Exercise: Reproduce the part of the material that opens with the line containing "Where is each" and closes with the line containing "unprotected-badge: U xyxy=(800,727,824,753)", swapping "screenshot" for "screen image" and changing nothing else.

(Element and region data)
==*==

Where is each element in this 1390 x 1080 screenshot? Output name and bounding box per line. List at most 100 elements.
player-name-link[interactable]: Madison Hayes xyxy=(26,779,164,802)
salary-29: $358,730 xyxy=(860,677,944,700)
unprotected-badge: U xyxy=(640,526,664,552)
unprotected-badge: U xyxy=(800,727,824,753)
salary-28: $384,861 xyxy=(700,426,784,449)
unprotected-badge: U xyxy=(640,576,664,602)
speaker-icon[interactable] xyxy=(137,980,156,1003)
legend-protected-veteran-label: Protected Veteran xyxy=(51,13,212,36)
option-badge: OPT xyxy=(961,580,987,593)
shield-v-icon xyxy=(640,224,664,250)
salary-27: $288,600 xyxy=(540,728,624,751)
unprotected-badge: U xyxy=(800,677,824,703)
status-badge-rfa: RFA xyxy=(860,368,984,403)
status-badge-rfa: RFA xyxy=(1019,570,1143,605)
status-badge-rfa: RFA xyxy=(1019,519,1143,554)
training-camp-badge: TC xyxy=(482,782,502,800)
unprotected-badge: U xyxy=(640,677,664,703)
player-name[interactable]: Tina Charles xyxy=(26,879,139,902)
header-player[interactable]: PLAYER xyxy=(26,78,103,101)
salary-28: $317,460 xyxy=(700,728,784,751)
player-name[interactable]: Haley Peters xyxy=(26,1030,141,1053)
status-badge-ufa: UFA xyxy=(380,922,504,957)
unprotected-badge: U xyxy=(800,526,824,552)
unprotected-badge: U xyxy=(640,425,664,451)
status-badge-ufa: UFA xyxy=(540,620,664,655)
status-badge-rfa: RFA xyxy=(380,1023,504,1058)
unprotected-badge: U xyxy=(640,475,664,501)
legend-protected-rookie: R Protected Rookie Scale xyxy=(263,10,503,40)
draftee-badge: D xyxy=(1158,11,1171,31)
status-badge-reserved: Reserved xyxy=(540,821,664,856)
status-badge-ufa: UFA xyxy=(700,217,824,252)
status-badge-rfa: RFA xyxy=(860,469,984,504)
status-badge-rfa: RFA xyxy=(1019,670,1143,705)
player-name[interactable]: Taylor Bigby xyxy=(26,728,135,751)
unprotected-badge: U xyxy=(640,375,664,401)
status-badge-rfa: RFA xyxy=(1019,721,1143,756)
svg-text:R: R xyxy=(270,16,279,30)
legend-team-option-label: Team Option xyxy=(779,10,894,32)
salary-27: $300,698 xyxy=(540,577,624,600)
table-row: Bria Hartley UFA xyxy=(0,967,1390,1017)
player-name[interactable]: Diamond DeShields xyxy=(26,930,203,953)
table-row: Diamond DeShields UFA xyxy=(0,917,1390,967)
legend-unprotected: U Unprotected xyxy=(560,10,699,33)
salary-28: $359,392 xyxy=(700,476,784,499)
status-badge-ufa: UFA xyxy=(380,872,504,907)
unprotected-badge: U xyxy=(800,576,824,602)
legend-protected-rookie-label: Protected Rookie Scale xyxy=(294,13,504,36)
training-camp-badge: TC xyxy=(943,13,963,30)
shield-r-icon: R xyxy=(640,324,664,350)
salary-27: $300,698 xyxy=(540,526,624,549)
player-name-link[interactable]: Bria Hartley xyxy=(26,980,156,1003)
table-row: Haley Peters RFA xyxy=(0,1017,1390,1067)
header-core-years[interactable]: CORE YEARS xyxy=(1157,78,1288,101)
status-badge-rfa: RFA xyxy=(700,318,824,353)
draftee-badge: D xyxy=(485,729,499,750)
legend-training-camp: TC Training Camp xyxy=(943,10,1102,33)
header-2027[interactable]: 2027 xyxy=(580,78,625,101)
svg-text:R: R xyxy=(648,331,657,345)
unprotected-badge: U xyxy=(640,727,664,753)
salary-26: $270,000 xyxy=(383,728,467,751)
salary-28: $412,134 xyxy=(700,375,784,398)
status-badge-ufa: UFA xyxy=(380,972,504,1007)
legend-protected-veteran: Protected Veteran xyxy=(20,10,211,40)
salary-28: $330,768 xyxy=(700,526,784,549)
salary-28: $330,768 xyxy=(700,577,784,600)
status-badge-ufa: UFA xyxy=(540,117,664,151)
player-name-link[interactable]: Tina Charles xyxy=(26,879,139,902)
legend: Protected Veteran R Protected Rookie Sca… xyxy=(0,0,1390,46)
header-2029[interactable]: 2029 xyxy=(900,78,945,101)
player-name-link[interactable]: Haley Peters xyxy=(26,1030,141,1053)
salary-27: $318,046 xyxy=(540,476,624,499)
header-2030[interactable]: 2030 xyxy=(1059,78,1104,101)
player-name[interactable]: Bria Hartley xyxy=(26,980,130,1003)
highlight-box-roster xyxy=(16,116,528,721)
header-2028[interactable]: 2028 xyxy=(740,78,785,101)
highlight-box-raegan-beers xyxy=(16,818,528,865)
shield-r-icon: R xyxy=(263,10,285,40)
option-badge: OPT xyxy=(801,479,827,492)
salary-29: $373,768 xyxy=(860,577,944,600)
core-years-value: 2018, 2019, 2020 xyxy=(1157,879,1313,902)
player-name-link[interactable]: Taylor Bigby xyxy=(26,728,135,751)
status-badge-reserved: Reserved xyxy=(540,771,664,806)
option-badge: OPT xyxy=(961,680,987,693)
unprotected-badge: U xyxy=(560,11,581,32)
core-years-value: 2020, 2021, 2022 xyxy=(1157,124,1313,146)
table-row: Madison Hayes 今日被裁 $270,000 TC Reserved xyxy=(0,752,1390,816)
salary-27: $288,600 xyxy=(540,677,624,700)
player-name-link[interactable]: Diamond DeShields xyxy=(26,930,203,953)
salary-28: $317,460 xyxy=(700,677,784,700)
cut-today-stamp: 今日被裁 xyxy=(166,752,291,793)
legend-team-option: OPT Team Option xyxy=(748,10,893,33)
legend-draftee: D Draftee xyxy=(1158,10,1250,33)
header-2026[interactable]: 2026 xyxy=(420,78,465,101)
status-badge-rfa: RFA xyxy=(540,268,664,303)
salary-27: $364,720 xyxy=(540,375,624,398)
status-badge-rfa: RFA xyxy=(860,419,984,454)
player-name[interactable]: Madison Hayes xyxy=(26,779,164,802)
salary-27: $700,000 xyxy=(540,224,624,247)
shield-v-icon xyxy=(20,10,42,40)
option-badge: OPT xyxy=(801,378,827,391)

==*==

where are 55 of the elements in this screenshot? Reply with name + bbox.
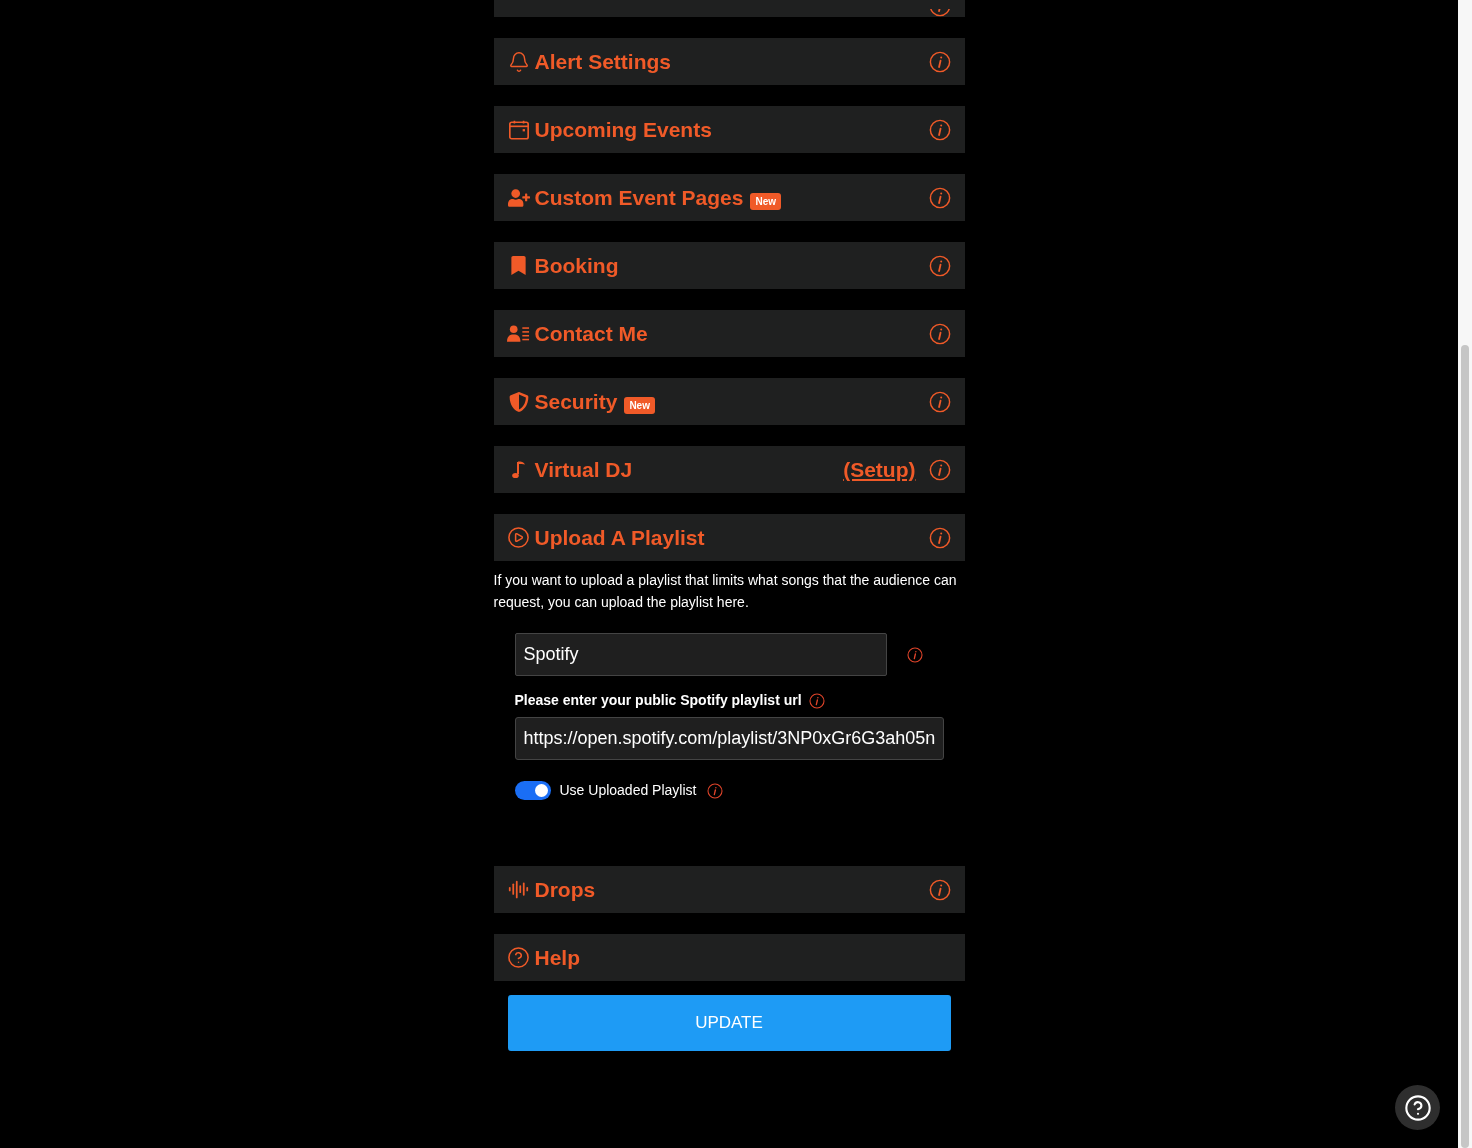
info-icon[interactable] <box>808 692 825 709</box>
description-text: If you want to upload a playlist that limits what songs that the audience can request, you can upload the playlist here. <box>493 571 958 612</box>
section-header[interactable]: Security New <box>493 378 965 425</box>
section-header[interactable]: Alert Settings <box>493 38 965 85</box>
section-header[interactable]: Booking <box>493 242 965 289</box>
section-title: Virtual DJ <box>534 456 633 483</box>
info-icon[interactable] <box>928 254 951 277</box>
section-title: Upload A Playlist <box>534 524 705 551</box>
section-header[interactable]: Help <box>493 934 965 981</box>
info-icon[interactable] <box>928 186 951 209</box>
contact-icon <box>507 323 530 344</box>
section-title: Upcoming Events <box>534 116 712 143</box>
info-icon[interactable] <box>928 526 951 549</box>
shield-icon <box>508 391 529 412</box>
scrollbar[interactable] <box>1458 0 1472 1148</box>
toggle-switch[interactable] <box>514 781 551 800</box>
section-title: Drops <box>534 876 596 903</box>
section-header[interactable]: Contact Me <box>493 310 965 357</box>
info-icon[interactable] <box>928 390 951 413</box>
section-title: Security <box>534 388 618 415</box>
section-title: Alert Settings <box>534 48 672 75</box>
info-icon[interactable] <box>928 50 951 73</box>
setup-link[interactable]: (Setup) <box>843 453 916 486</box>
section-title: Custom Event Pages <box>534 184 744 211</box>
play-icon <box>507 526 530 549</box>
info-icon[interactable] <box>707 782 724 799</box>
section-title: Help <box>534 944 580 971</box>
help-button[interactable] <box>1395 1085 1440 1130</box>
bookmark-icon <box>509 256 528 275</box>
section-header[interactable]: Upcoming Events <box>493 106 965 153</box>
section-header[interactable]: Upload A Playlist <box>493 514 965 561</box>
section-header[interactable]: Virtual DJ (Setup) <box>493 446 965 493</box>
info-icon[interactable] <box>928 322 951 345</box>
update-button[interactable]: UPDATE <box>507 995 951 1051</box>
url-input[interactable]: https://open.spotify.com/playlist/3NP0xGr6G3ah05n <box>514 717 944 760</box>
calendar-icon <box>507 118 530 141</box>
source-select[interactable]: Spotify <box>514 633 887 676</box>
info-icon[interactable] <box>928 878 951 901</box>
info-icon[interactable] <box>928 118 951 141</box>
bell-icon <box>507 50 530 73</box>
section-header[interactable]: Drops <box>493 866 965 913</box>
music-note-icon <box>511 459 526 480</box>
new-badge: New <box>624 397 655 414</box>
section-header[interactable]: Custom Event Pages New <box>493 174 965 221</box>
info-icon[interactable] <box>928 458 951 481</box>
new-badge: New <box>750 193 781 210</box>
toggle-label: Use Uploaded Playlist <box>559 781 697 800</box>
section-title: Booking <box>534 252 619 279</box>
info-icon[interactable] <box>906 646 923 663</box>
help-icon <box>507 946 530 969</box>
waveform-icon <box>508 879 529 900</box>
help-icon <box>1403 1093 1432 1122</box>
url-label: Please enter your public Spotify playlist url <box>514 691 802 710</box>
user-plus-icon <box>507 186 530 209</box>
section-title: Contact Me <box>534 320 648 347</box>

==*==

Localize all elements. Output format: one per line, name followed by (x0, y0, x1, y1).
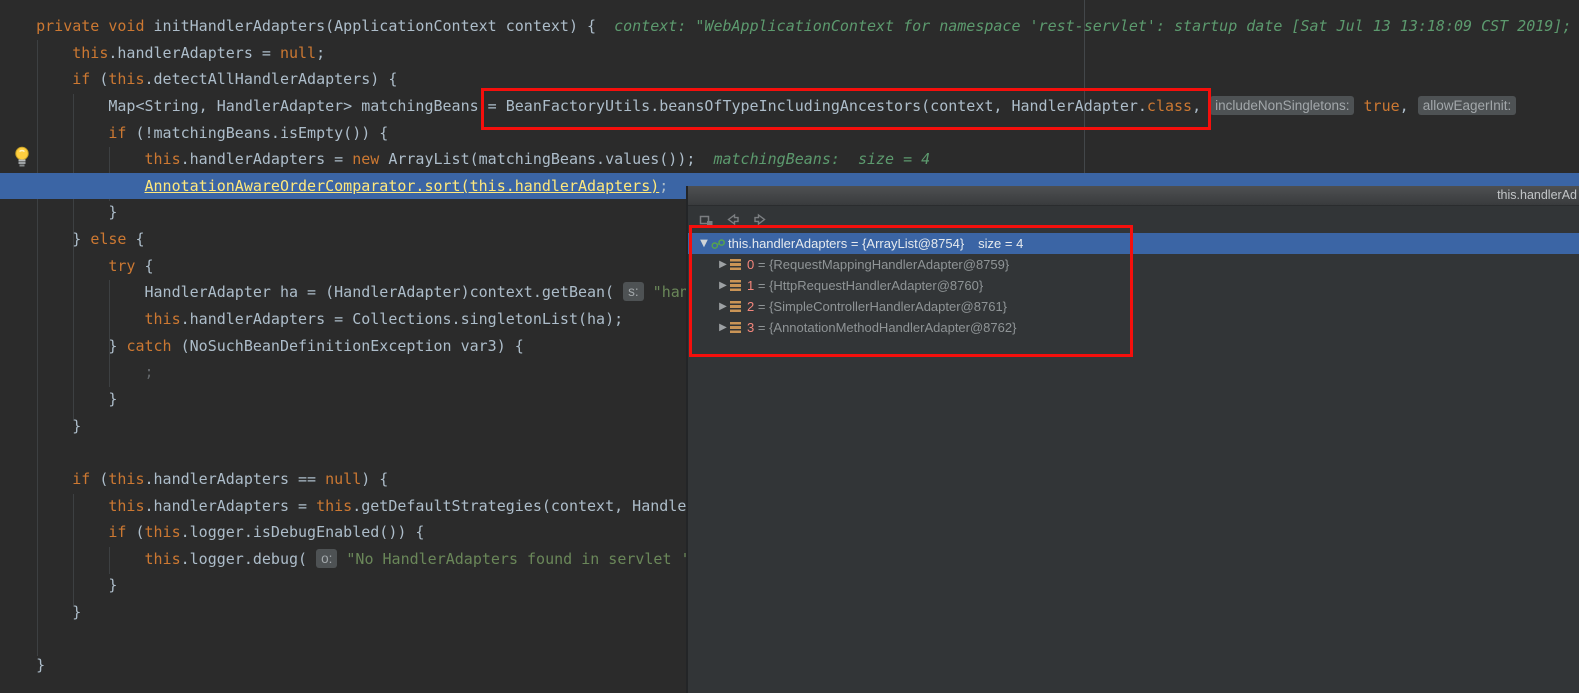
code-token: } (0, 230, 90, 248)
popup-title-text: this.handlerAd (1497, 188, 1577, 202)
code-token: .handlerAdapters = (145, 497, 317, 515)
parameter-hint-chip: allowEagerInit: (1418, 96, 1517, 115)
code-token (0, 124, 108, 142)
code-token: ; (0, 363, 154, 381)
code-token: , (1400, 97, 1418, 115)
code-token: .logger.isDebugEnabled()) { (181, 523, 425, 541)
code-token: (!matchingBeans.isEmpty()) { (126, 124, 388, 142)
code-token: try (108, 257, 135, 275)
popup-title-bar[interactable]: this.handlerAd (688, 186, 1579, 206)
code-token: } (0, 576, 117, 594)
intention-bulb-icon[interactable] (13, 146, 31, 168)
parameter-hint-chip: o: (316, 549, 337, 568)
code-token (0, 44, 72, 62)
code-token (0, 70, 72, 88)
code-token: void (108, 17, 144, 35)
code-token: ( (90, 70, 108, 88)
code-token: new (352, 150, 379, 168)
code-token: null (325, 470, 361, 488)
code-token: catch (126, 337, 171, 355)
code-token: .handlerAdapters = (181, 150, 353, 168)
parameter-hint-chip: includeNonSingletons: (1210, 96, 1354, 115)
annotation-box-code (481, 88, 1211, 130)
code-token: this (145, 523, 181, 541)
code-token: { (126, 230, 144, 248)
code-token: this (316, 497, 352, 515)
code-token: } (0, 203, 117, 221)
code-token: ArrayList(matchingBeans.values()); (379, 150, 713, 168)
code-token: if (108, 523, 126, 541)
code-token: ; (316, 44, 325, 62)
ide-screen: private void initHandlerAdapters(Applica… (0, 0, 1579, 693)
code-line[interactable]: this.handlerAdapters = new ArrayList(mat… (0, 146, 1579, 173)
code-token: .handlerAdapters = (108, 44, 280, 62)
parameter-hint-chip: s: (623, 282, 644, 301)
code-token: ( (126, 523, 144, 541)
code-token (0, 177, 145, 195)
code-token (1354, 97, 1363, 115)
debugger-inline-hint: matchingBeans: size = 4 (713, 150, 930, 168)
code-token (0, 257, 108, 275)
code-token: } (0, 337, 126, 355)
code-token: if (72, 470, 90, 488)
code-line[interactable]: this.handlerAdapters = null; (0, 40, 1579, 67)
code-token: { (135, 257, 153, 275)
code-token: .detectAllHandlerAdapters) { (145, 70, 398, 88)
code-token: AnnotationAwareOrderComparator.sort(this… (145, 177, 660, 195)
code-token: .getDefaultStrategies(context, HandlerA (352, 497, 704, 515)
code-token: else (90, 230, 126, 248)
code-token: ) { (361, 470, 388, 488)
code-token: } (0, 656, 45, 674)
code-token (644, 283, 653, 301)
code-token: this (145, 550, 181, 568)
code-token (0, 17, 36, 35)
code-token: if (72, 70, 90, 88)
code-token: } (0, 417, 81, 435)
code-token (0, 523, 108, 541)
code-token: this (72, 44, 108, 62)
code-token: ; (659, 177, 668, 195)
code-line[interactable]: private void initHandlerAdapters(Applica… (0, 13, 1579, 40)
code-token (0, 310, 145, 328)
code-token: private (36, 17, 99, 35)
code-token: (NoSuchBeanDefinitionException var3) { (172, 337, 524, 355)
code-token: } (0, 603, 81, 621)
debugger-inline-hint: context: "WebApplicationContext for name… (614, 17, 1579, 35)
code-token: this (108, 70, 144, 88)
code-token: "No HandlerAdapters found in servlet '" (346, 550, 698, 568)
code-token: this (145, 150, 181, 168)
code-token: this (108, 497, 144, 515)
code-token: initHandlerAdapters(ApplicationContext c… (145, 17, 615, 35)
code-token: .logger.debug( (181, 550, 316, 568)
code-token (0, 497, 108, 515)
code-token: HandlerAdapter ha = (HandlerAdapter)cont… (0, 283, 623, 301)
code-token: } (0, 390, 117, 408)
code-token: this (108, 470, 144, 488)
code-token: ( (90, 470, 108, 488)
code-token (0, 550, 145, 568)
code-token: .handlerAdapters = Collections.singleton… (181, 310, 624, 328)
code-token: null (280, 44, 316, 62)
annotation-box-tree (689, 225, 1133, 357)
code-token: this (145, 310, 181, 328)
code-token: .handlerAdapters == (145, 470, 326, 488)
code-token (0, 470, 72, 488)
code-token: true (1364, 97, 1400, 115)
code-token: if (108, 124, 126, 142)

==*==

Expected answer:
Where is each element in this 1390 x 1080 screen image? Output name and bounding box per line. List at most 100 elements.
player-name-link[interactable]: Madison Hayes xyxy=(26,779,164,802)
salary-29: $358,730 xyxy=(860,677,944,700)
unprotected-badge: U xyxy=(640,526,664,552)
unprotected-badge: U xyxy=(800,727,824,753)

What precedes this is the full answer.